[Saved entries]
==========

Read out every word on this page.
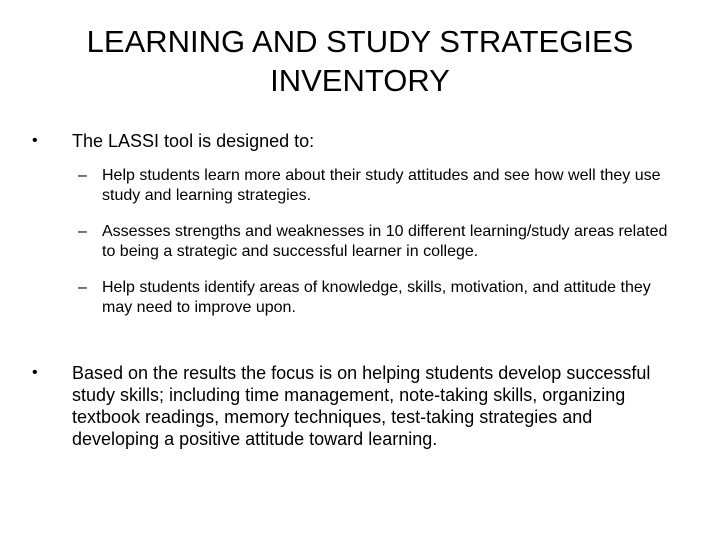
LEARNING AND STUDY STRATEGIES
INVENTORY
• The LASSI tool is designed to:
– Help students learn more about their study attitudes and see how well they use study and learning strategies.
– Assesses strengths and weaknesses in 10 different learning/study areas related to being a strategic and successful learner in college.
– Help students identify areas of knowledge, skills, motivation, and attitude they may need to improve upon.
• Based on the results the focus is on helping students develop successful study skills; including time management, note-taking skills, organizing textbook readings, memory techniques, test-taking strategies and developing a positive attitude toward learning.
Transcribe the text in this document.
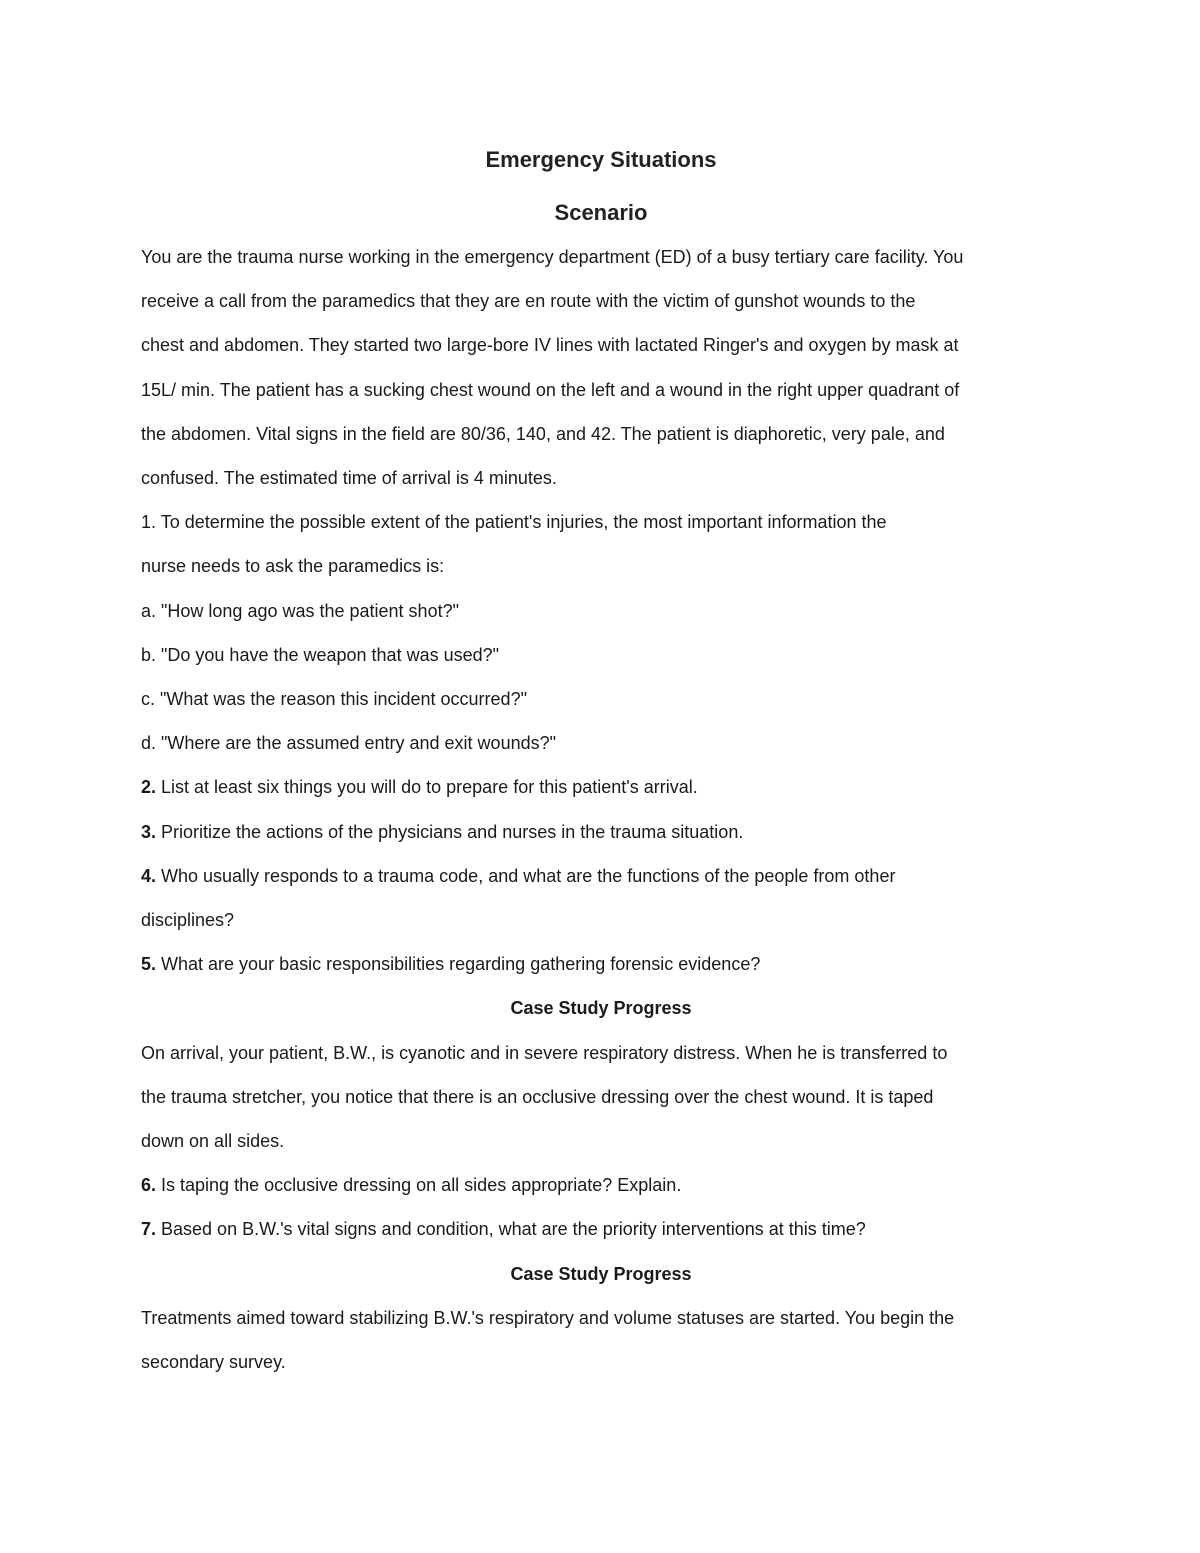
Emergency Situations

Scenario

You are the trauma nurse working in the emergency department (ED) of a busy tertiary care facility. You

receive a call from the paramedics that they are en route with the victim of gunshot wounds to the

chest and abdomen. They started two large-bore IV lines with lactated Ringer's and oxygen by mask at

15L/ min. The patient has a sucking chest wound on the left and a wound in the right upper quadrant of

the abdomen. Vital signs in the field are 80/36, 140, and 42. The patient is diaphoretic, very pale, and

confused. The estimated time of arrival is 4 minutes.

1. To determine the possible extent of the patient's injuries, the most important information the

nurse needs to ask the paramedics is:

a. "How long ago was the patient shot?"

b. "Do you have the weapon that was used?"

c. "What was the reason this incident occurred?"

d. "Where are the assumed entry and exit wounds?"

2. List at least six things you will do to prepare for this patient's arrival.

3. Prioritize the actions of the physicians and nurses in the trauma situation.

4. Who usually responds to a trauma code, and what are the functions of the people from other

disciplines?

5. What are your basic responsibilities regarding gathering forensic evidence?

Case Study Progress

On arrival, your patient, B.W., is cyanotic and in severe respiratory distress. When he is transferred to

the trauma stretcher, you notice that there is an occlusive dressing over the chest wound. It is taped

down on all sides.

6. Is taping the occlusive dressing on all sides appropriate? Explain.

7. Based on B.W.'s vital signs and condition, what are the priority interventions at this time?

Case Study Progress

Treatments aimed toward stabilizing B.W.'s respiratory and volume statuses are started. You begin the

secondary survey.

==========

Show every line where the string "your" appears.

## Worked solution
5. What are your basic responsibilities regarding gathering forensic evidence?
On arrival, your patient, B.W., is cyanotic and in severe respiratory distress. When he is transferred to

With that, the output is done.